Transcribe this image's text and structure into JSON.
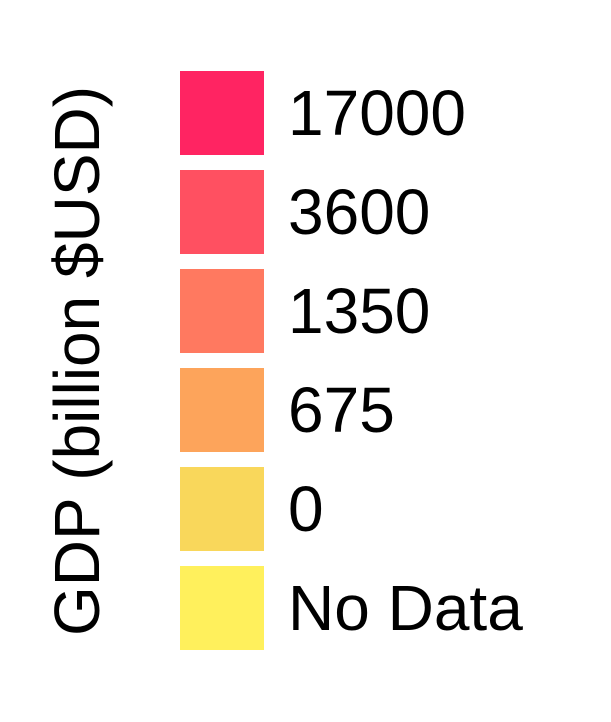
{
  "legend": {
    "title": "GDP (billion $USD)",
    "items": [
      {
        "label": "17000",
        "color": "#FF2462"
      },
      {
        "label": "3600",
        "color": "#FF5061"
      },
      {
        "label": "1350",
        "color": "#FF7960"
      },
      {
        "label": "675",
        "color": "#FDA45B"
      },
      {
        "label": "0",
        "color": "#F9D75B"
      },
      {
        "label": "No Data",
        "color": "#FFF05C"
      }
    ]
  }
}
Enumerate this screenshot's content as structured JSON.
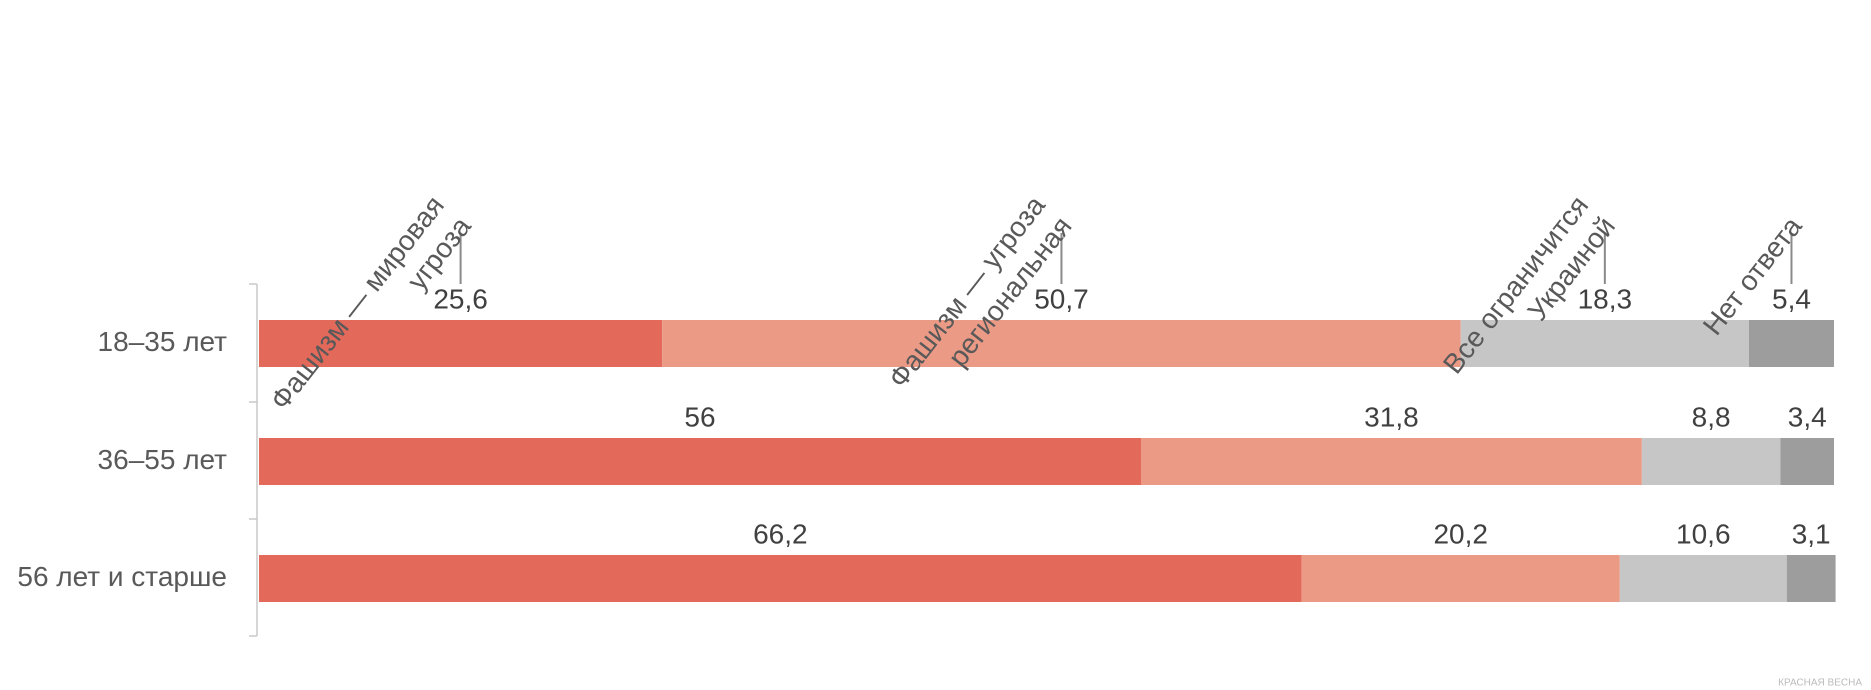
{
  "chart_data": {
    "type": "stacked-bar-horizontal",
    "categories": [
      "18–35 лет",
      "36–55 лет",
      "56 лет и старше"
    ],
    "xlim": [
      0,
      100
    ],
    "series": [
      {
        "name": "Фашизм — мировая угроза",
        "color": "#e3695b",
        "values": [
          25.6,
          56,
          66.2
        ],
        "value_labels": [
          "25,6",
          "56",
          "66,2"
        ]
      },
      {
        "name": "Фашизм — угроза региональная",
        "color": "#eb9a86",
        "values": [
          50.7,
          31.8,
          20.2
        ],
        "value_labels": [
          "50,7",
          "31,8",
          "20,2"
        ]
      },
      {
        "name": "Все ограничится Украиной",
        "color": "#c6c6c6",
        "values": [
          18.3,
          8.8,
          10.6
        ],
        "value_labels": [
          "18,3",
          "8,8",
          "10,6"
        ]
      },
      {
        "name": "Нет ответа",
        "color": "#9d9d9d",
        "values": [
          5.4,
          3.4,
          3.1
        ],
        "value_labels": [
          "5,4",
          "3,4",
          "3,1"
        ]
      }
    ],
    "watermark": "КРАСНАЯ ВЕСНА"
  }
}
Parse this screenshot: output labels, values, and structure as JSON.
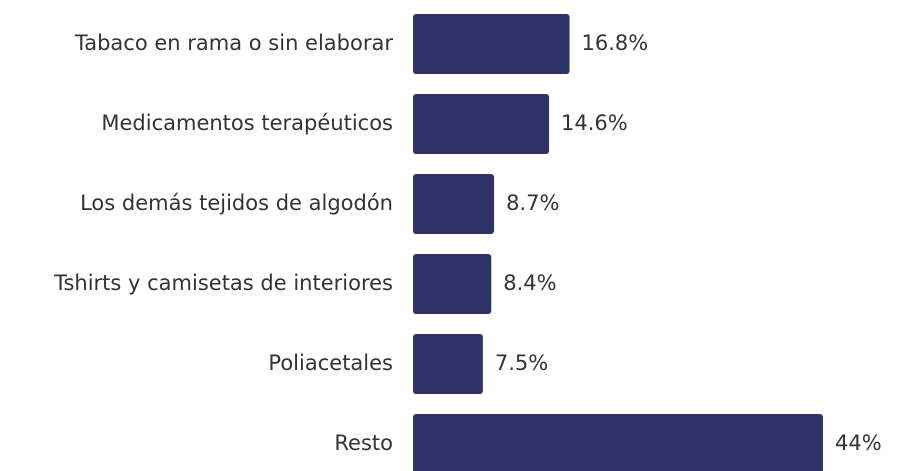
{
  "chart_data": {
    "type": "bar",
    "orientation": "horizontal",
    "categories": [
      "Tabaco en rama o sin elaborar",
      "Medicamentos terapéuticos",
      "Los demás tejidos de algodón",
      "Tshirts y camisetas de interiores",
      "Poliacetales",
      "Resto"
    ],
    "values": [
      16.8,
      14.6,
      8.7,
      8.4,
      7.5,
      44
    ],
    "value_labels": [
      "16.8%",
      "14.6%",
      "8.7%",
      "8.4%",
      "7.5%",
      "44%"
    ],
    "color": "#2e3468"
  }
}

---

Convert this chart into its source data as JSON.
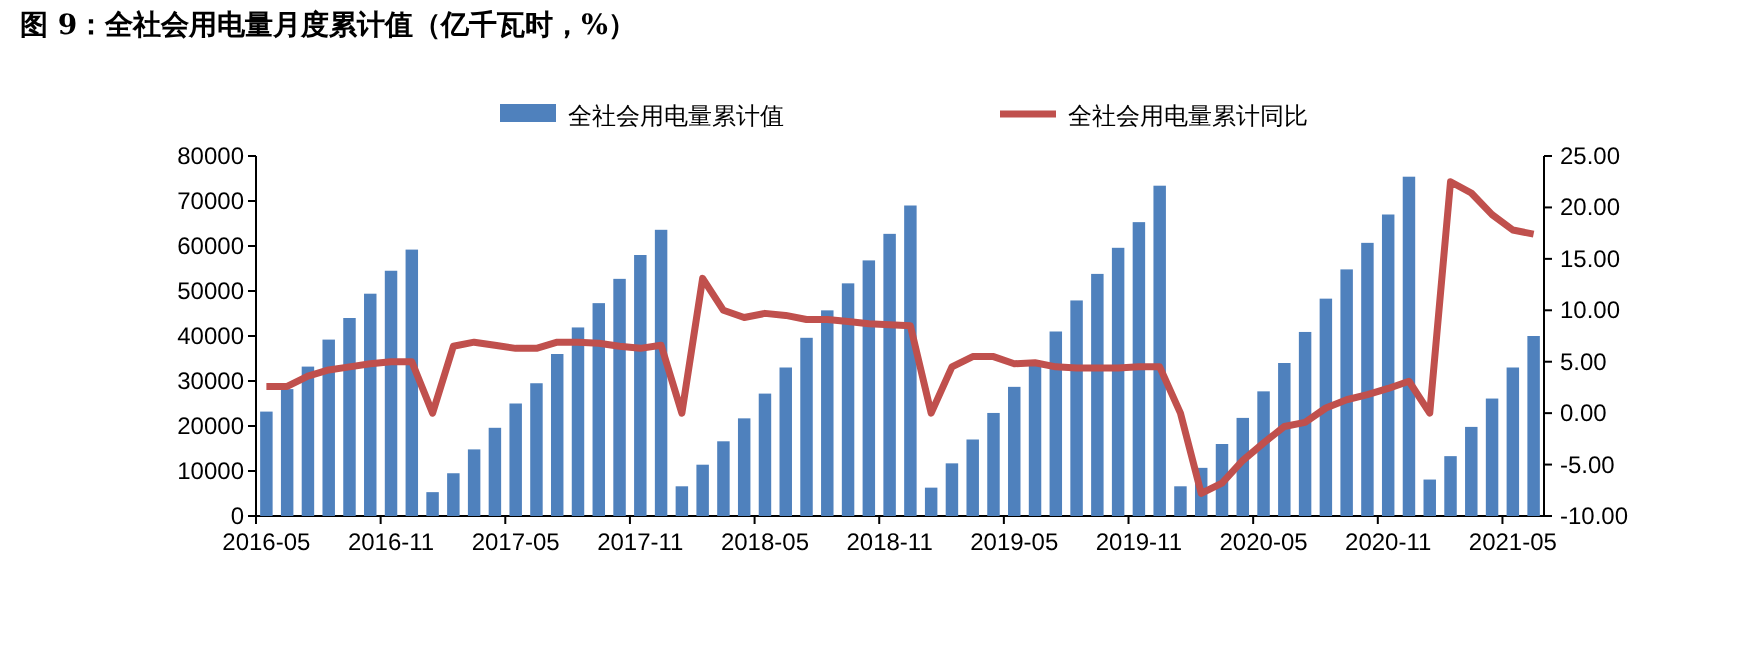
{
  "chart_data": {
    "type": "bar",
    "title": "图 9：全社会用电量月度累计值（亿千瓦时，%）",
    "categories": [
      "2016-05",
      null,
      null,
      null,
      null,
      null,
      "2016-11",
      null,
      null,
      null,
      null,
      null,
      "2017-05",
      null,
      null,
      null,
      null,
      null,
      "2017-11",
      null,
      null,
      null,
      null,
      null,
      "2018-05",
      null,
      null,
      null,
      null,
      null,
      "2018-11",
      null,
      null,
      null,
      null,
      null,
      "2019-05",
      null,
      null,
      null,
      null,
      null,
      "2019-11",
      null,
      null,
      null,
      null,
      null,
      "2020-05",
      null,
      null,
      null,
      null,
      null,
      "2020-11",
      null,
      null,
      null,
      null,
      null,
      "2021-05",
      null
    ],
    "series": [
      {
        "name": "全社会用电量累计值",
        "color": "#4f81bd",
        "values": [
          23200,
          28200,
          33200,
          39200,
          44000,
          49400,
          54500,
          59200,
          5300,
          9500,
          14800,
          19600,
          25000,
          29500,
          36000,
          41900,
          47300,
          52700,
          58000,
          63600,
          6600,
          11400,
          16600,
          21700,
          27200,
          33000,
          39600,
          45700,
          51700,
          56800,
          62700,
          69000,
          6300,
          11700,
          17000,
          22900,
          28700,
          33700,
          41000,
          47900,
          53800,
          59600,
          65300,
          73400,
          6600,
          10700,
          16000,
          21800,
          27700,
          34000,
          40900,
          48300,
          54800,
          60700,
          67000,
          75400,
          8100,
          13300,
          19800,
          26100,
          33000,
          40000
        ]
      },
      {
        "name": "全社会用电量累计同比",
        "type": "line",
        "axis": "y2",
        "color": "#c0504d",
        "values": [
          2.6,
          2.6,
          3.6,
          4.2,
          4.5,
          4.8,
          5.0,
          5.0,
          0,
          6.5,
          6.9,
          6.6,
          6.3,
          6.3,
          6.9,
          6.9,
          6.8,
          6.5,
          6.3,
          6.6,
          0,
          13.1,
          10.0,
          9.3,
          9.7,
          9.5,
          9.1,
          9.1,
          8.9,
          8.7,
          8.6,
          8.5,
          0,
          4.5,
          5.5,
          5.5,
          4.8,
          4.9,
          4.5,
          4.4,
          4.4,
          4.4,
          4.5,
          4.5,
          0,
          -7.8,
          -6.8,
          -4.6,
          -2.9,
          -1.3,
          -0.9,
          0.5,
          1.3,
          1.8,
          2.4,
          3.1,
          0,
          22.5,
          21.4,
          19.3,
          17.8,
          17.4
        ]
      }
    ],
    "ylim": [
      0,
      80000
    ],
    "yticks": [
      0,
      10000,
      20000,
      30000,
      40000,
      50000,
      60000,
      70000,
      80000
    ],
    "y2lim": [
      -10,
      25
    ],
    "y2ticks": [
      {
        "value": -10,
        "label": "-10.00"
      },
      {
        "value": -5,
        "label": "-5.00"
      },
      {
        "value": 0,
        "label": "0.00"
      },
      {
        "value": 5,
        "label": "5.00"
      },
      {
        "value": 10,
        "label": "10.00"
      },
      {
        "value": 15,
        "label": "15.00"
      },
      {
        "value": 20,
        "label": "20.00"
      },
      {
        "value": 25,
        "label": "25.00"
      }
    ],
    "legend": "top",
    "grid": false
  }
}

==

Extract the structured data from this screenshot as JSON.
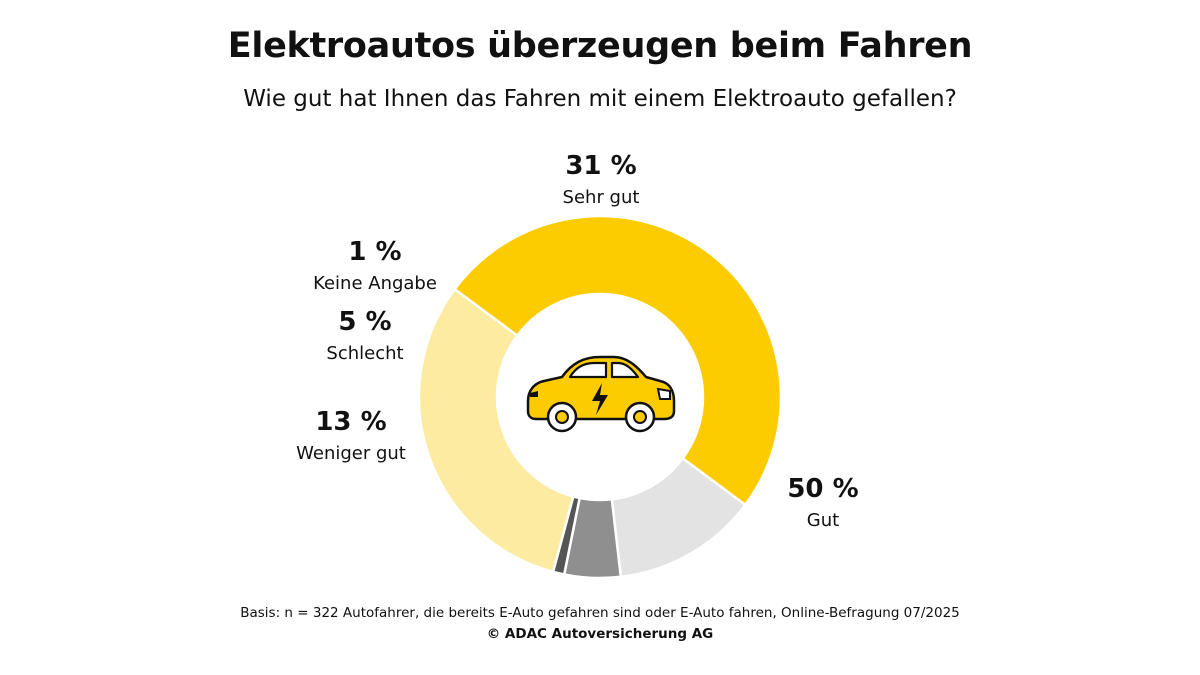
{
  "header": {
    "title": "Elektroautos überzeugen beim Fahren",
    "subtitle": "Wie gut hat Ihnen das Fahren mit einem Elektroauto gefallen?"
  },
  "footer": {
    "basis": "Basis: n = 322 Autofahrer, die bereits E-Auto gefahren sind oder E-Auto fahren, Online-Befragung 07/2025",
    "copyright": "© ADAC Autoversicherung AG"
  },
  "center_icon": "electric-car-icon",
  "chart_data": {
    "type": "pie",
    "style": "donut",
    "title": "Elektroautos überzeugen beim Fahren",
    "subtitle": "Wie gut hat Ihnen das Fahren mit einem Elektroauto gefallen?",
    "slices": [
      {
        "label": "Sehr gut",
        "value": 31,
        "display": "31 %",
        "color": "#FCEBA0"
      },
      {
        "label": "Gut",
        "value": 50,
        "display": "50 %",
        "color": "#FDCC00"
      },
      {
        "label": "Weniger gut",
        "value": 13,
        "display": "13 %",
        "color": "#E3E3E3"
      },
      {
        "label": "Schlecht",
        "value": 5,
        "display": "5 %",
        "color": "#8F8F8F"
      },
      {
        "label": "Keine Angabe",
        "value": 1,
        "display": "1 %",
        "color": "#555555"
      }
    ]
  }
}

→ The exercise
Among the lines of the data above, determine how many contain the word "into". Report the number alone.

→ Result of the task
2